> _Task directions_
Each entry below should be returned exactly as is, with the pictures removed.

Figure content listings

________

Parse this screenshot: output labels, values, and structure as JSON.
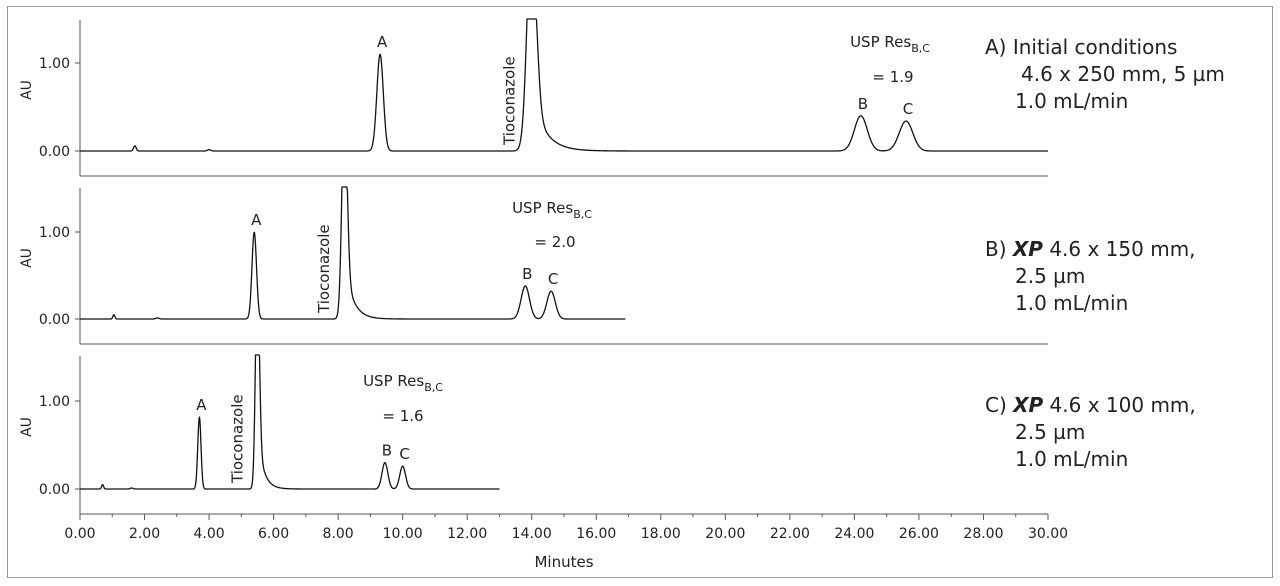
{
  "chart_data": {
    "type": "line",
    "xlabel": "Minutes",
    "ylabel": "AU",
    "xlim": [
      0,
      30
    ],
    "x_ticks": [
      "0.00",
      "2.00",
      "4.00",
      "6.00",
      "8.00",
      "10.00",
      "12.00",
      "14.00",
      "16.00",
      "18.00",
      "20.00",
      "22.00",
      "24.00",
      "26.00",
      "28.00",
      "30.00"
    ],
    "panels": [
      {
        "id": "A",
        "ylabel": "AU",
        "ylim": [
          -0.1,
          1.5
        ],
        "y_ticks": [
          "0.00",
          "1.00"
        ],
        "x_end": 30,
        "caption": [
          "A) Initial conditions",
          "4.6 x 250 mm, 5 µm",
          "1.0 mL/min"
        ],
        "resolution": {
          "label": "USP Res",
          "subscript": "B,C",
          "value": "= 1.9"
        },
        "peaks": [
          {
            "label": "",
            "rt": 1.7,
            "height": 0.06,
            "width": 0.04
          },
          {
            "label": "",
            "rt": 4.0,
            "height": 0.015,
            "width": 0.05
          },
          {
            "label": "A",
            "rt": 9.3,
            "height": 1.1,
            "width": 0.1
          },
          {
            "label": "Tioconazole",
            "rt": 14.0,
            "height": 2.6,
            "width": 0.14,
            "tail": 0.4
          },
          {
            "label": "B",
            "rt": 24.2,
            "height": 0.4,
            "width": 0.2
          },
          {
            "label": "C",
            "rt": 25.6,
            "height": 0.34,
            "width": 0.21
          }
        ]
      },
      {
        "id": "B",
        "ylabel": "AU",
        "ylim": [
          -0.1,
          1.5
        ],
        "y_ticks": [
          "0.00",
          "1.00"
        ],
        "x_end": 16.9,
        "caption": [
          "B) XP 4.6 x 150 mm,",
          "2.5 µm",
          "1.0 mL/min"
        ],
        "resolution": {
          "label": "USP Res",
          "subscript": "B,C",
          "value": "= 2.0"
        },
        "peaks": [
          {
            "label": "",
            "rt": 1.05,
            "height": 0.05,
            "width": 0.03
          },
          {
            "label": "",
            "rt": 2.4,
            "height": 0.012,
            "width": 0.05
          },
          {
            "label": "A",
            "rt": 5.4,
            "height": 1.0,
            "width": 0.07
          },
          {
            "label": "Tioconazole",
            "rt": 8.2,
            "height": 2.6,
            "width": 0.08,
            "tail": 0.25
          },
          {
            "label": "B",
            "rt": 13.8,
            "height": 0.38,
            "width": 0.13
          },
          {
            "label": "C",
            "rt": 14.6,
            "height": 0.32,
            "width": 0.13
          }
        ]
      },
      {
        "id": "C",
        "ylabel": "AU",
        "ylim": [
          -0.1,
          1.5
        ],
        "y_ticks": [
          "0.00",
          "1.00"
        ],
        "x_end": 13.0,
        "caption": [
          "C) XP 4.6 x 100 mm,",
          "2.5 µm",
          "1.0 mL/min"
        ],
        "resolution": {
          "label": "USP Res",
          "subscript": "B,C",
          "value": "= 1.6"
        },
        "peaks": [
          {
            "label": "",
            "rt": 0.7,
            "height": 0.05,
            "width": 0.03
          },
          {
            "label": "",
            "rt": 1.6,
            "height": 0.012,
            "width": 0.04
          },
          {
            "label": "A",
            "rt": 3.7,
            "height": 0.82,
            "width": 0.05
          },
          {
            "label": "Tioconazole",
            "rt": 5.5,
            "height": 2.6,
            "width": 0.06,
            "tail": 0.18
          },
          {
            "label": "B",
            "rt": 9.45,
            "height": 0.3,
            "width": 0.09
          },
          {
            "label": "C",
            "rt": 10.0,
            "height": 0.26,
            "width": 0.09
          }
        ]
      }
    ]
  }
}
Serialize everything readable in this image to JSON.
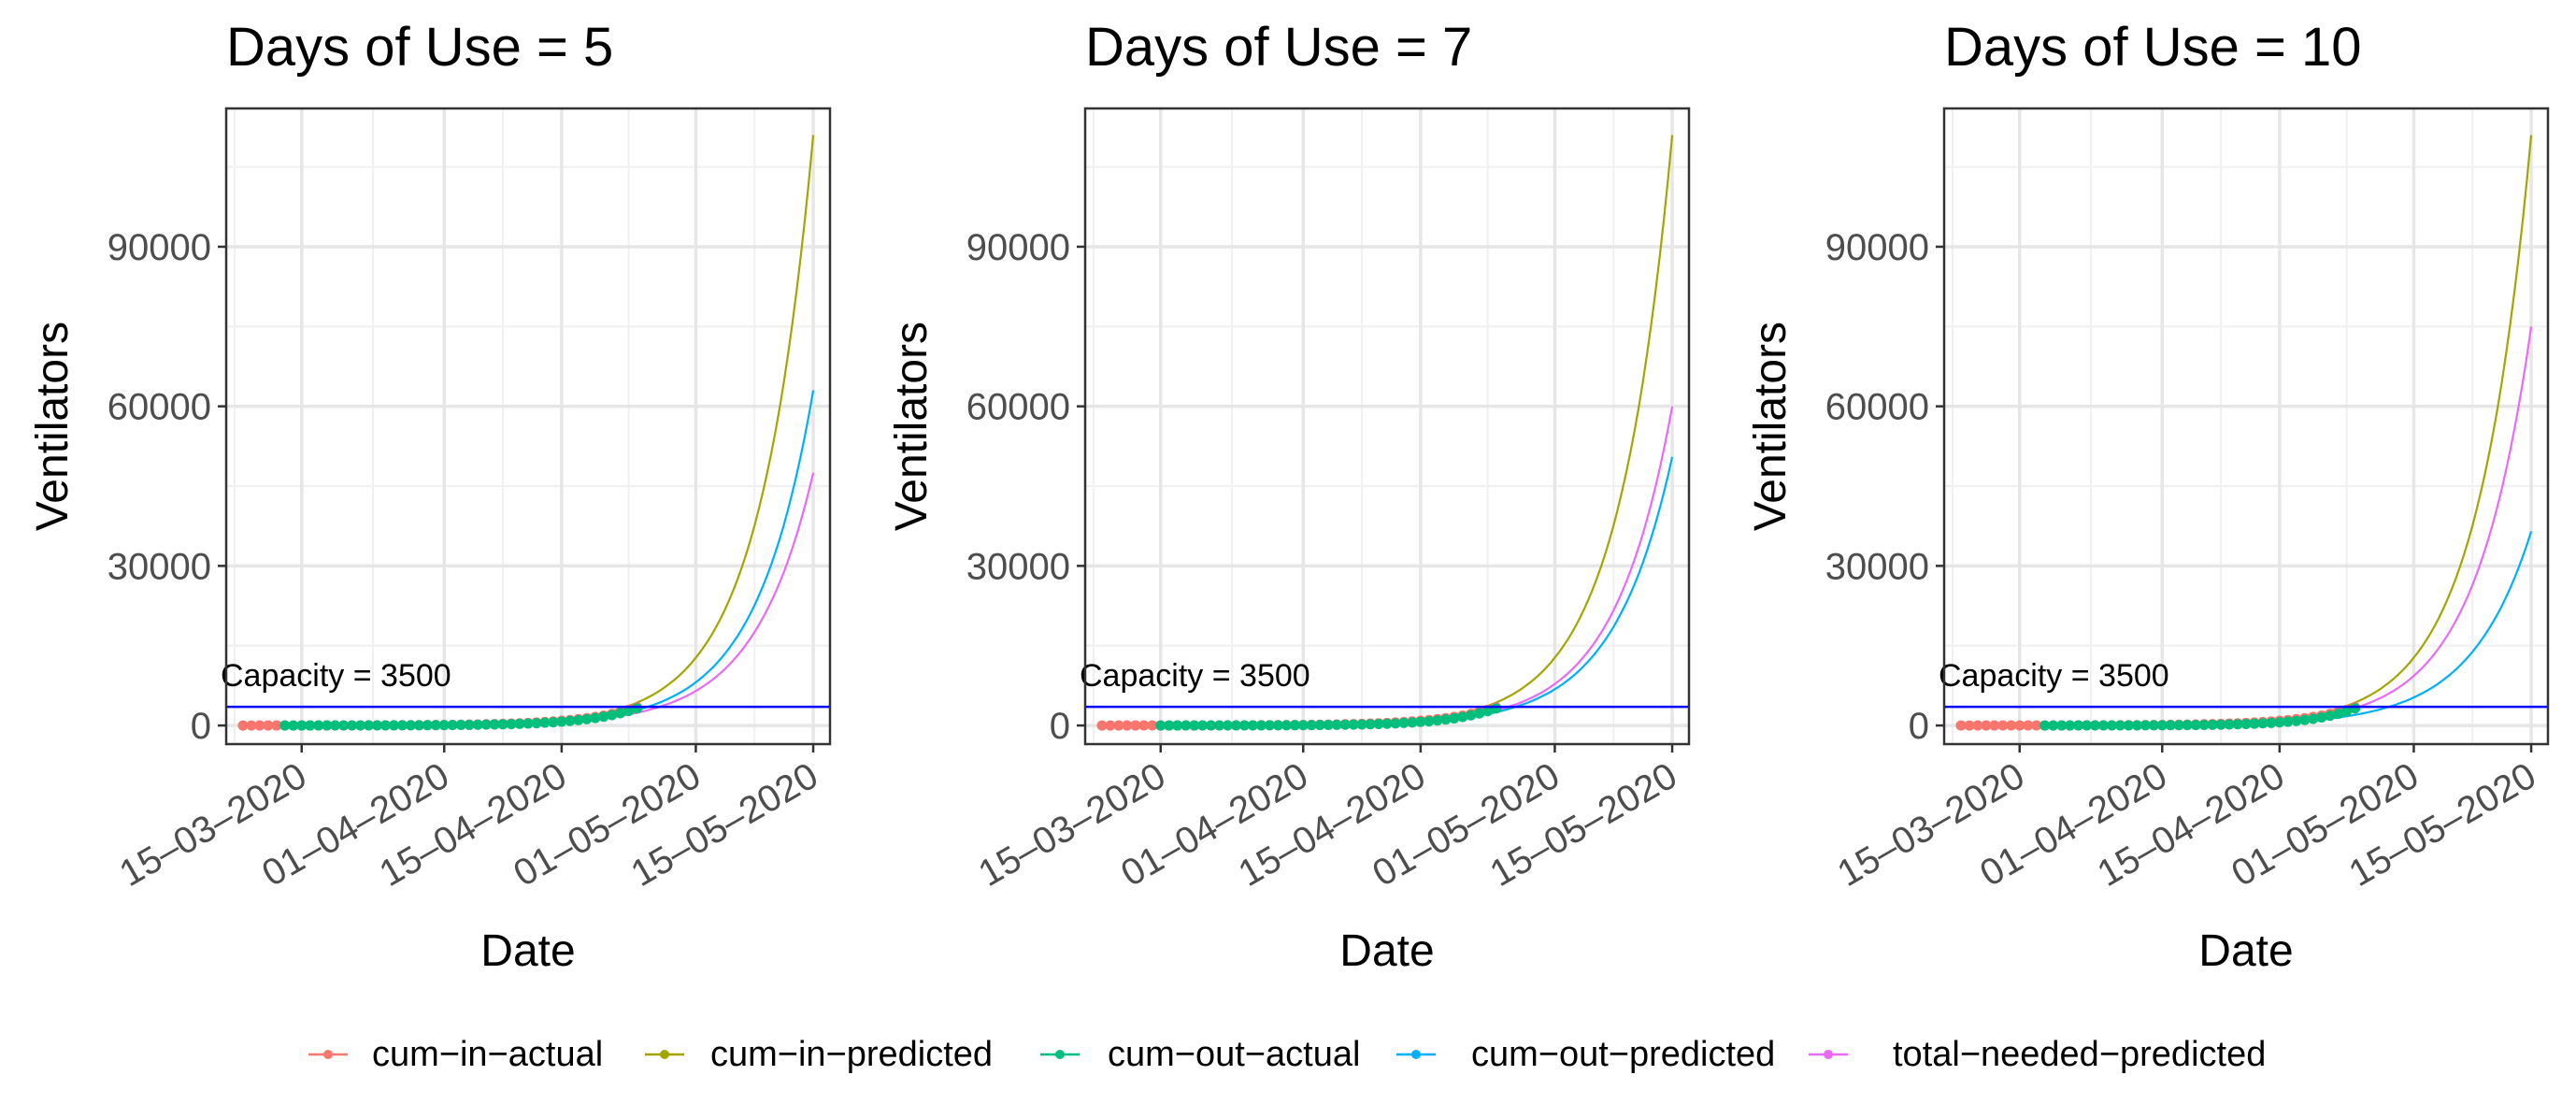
{
  "chart_data": [
    {
      "type": "line",
      "title": "Days of Use = 5",
      "xlabel": "Date",
      "ylabel": "Ventilators",
      "x_ticks": [
        "15–03–2020",
        "01–04–2020",
        "15–04–2020",
        "01–05–2020",
        "15–05–2020"
      ],
      "y_ticks": [
        "0",
        "30000",
        "60000",
        "90000"
      ],
      "capacity_label": "Capacity = 3500",
      "capacity": 3500,
      "actual_in_range": [
        "2020-03-08",
        "2020-04-24"
      ],
      "actual_out_range": [
        "2020-03-13",
        "2020-04-24"
      ],
      "predicted_end": {
        "cum_in": 111000,
        "cum_out": 63000,
        "total_needed": 47500
      },
      "grid": true
    },
    {
      "type": "line",
      "title": "Days of Use = 7",
      "xlabel": "Date",
      "ylabel": "Ventilators",
      "x_ticks": [
        "15–03–2020",
        "01–04–2020",
        "15–04–2020",
        "01–05–2020",
        "15–05–2020"
      ],
      "y_ticks": [
        "0",
        "30000",
        "60000",
        "90000"
      ],
      "capacity_label": "Capacity = 3500",
      "capacity": 3500,
      "actual_in_range": [
        "2020-03-08",
        "2020-04-24"
      ],
      "actual_out_range": [
        "2020-03-15",
        "2020-04-24"
      ],
      "predicted_end": {
        "cum_in": 111000,
        "cum_out": 50500,
        "total_needed": 60000
      },
      "grid": true
    },
    {
      "type": "line",
      "title": "Days of Use = 10",
      "xlabel": "Date",
      "ylabel": "Ventilators",
      "x_ticks": [
        "15–03–2020",
        "01–04–2020",
        "15–04–2020",
        "01–05–2020",
        "15–05–2020"
      ],
      "y_ticks": [
        "0",
        "30000",
        "60000",
        "90000"
      ],
      "capacity_label": "Capacity = 3500",
      "capacity": 3500,
      "actual_in_range": [
        "2020-03-08",
        "2020-04-24"
      ],
      "actual_out_range": [
        "2020-03-18",
        "2020-04-24"
      ],
      "predicted_end": {
        "cum_in": 111000,
        "cum_out": 36500,
        "total_needed": 75000
      },
      "grid": true
    }
  ],
  "shared": {
    "x_start": "2020-03-06",
    "x_end": "2020-05-17",
    "y_range": [
      -3500,
      116000
    ],
    "predicted_start": "2020-03-08",
    "predicted_end": "2020-05-15",
    "tick_dates": [
      "2020-03-15",
      "2020-04-01",
      "2020-04-15",
      "2020-05-01",
      "2020-05-15"
    ],
    "y_tick_values": [
      0,
      30000,
      60000,
      90000
    ],
    "capacity_color": "#0000ff"
  },
  "legend": {
    "placement": "bottom",
    "items": [
      {
        "name": "cum−in−actual",
        "color": "#F8766D"
      },
      {
        "name": "cum−in−predicted",
        "color": "#A3A500"
      },
      {
        "name": "cum−out−actual",
        "color": "#00BF7D"
      },
      {
        "name": "cum−out−predicted",
        "color": "#00B0F6"
      },
      {
        "name": "total−needed−predicted",
        "color": "#E76BF3"
      }
    ]
  }
}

________

> _Answer to the problem_
Parse this screenshot: output labels, values, and structure as JSON.
{
  "chart_data": {
    "type": "line",
    "xlabel": "Minutes",
    "ylabel": "AU",
    "xlim": [
      0,
      30
    ],
    "x_ticks": [
      "0.00",
      "2.00",
      "4.00",
      "6.00",
      "8.00",
      "10.00",
      "12.00",
      "14.00",
      "16.00",
      "18.00",
      "20.00",
      "22.00",
      "24.00",
      "26.00",
      "28.00",
      "30.00"
    ],
    "panels": [
      {
        "id": "A",
        "ylabel": "AU",
        "ylim": [
          -0.1,
          1.5
        ],
        "y_ticks": [
          "0.00",
          "1.00"
        ],
        "x_end": 30,
        "caption": [
          "A) Initial conditions",
          "4.6 x 250 mm, 5 µm",
          "1.0 mL/min"
        ],
        "resolution": {
          "label": "USP Res",
          "subscript": "B,C",
          "value": "= 1.9"
        },
        "peaks": [
          {
            "label": "",
            "rt": 1.7,
            "height": 0.06,
            "width": 0.04
          },
          {
            "label": "",
            "rt": 4.0,
            "height": 0.015,
            "width": 0.05
          },
          {
            "label": "A",
            "rt": 9.3,
            "height": 1.1,
            "width": 0.1
          },
          {
            "label": "Tioconazole",
            "rt": 14.0,
            "height": 2.6,
            "width": 0.14,
            "tail": 0.4
          },
          {
            "label": "B",
            "rt": 24.2,
            "height": 0.4,
            "width": 0.2
          },
          {
            "label": "C",
            "rt": 25.6,
            "height": 0.34,
            "width": 0.21
          }
        ]
      },
      {
        "id": "B",
        "ylabel": "AU",
        "ylim": [
          -0.1,
          1.5
        ],
        "y_ticks": [
          "0.00",
          "1.00"
        ],
        "x_end": 16.9,
        "caption": [
          "B) XP 4.6 x 150 mm,",
          "2.5 µm",
          "1.0 mL/min"
        ],
        "resolution": {
          "label": "USP Res",
          "subscript": "B,C",
          "value": "= 2.0"
        },
        "peaks": [
          {
            "label": "",
            "rt": 1.05,
            "height": 0.05,
            "width": 0.03
          },
          {
            "label": "",
            "rt": 2.4,
            "height": 0.012,
            "width": 0.05
          },
          {
            "label": "A",
            "rt": 5.4,
            "height": 1.0,
            "width": 0.07
          },
          {
            "label": "Tioconazole",
            "rt": 8.2,
            "height": 2.6,
            "width": 0.08,
            "tail": 0.25
          },
          {
            "label": "B",
            "rt": 13.8,
            "height": 0.38,
            "width": 0.13
          },
          {
            "label": "C",
            "rt": 14.6,
            "height": 0.32,
            "width": 0.13
          }
        ]
      },
      {
        "id": "C",
        "ylabel": "AU",
        "ylim": [
          -0.1,
          1.5
        ],
        "y_ticks": [
          "0.00",
          "1.00"
        ],
        "x_end": 13.0,
        "caption": [
          "C) XP 4.6 x 100 mm,",
          "2.5 µm",
          "1.0 mL/min"
        ],
        "resolution": {
          "label": "USP Res",
          "subscript": "B,C",
          "value": "= 1.6"
        },
        "peaks": [
          {
            "label": "",
            "rt": 0.7,
            "height": 0.05,
            "width": 0.03
          },
          {
            "label": "",
            "rt": 1.6,
            "height": 0.012,
            "width": 0.04
          },
          {
            "label": "A",
            "rt": 3.7,
            "height": 0.82,
            "width": 0.05
          },
          {
            "label": "Tioconazole",
            "rt": 5.5,
            "height": 2.6,
            "width": 0.06,
            "tail": 0.18
          },
          {
            "label": "B",
            "rt": 9.45,
            "height": 0.3,
            "width": 0.09
          },
          {
            "label": "C",
            "rt": 10.0,
            "height": 0.26,
            "width": 0.09
          }
        ]
      }
    ]
  }
}
Serialize everything readable in this image to JSON.
{
  "chart_data": [
    {
      "type": "line",
      "title": "Days of Use = 5",
      "xlabel": "Date",
      "ylabel": "Ventilators",
      "x_ticks": [
        "15–03–2020",
        "01–04–2020",
        "15–04–2020",
        "01–05–2020",
        "15–05–2020"
      ],
      "y_ticks": [
        "0",
        "30000",
        "60000",
        "90000"
      ],
      "capacity_label": "Capacity = 3500",
      "capacity": 3500,
      "actual_in_range": [
        "2020-03-08",
        "2020-04-24"
      ],
      "actual_out_range": [
        "2020-03-13",
        "2020-04-24"
      ],
      "predicted_end": {
        "cum_in": 111000,
        "cum_out": 63000,
        "total_needed": 47500
      },
      "grid": true
    },
    {
      "type": "line",
      "title": "Days of Use = 7",
      "xlabel": "Date",
      "ylabel": "Ventilators",
      "x_ticks": [
        "15–03–2020",
        "01–04–2020",
        "15–04–2020",
        "01–05–2020",
        "15–05–2020"
      ],
      "y_ticks": [
        "0",
        "30000",
        "60000",
        "90000"
      ],
      "capacity_label": "Capacity = 3500",
      "capacity": 3500,
      "actual_in_range": [
        "2020-03-08",
        "2020-04-24"
      ],
      "actual_out_range": [
        "2020-03-15",
        "2020-04-24"
      ],
      "predicted_end": {
        "cum_in": 111000,
        "cum_out": 50500,
        "total_needed": 60000
      },
      "grid": true
    },
    {
      "type": "line",
      "title": "Days of Use = 10",
      "xlabel": "Date",
      "ylabel": "Ventilators",
      "x_ticks": [
        "15–03–2020",
        "01–04–2020",
        "15–04–2020",
        "01–05–2020",
        "15–05–2020"
      ],
      "y_ticks": [
        "0",
        "30000",
        "60000",
        "90000"
      ],
      "capacity_label": "Capacity = 3500",
      "capacity": 3500,
      "actual_in_range": [
        "2020-03-08",
        "2020-04-24"
      ],
      "actual_out_range": [
        "2020-03-18",
        "2020-04-24"
      ],
      "predicted_end": {
        "cum_in": 111000,
        "cum_out": 36500,
        "total_needed": 75000
      },
      "grid": true
    }
  ],
  "shared": {
    "x_start": "2020-03-06",
    "x_end": "2020-05-17",
    "y_range": [
      -3500,
      116000
    ],
    "predicted_start": "2020-03-08",
    "predicted_end": "2020-05-15",
    "tick_dates": [
      "2020-03-15",
      "2020-04-01",
      "2020-04-15",
      "2020-05-01",
      "2020-05-15"
    ],
    "y_tick_values": [
      0,
      30000,
      60000,
      90000
    ],
    "capacity_color": "#0000ff"
  },
  "legend": {
    "placement": "bottom",
    "items": [
      {
        "name": "cum−in−actual",
        "color": "#F8766D"
      },
      {
        "name": "cum−in−predicted",
        "color": "#A3A500"
      },
      {
        "name": "cum−out−actual",
        "color": "#00BF7D"
      },
      {
        "name": "cum−out−predicted",
        "color": "#00B0F6"
      },
      {
        "name": "total−needed−predicted",
        "color": "#E76BF3"
      }
    ]
  }
}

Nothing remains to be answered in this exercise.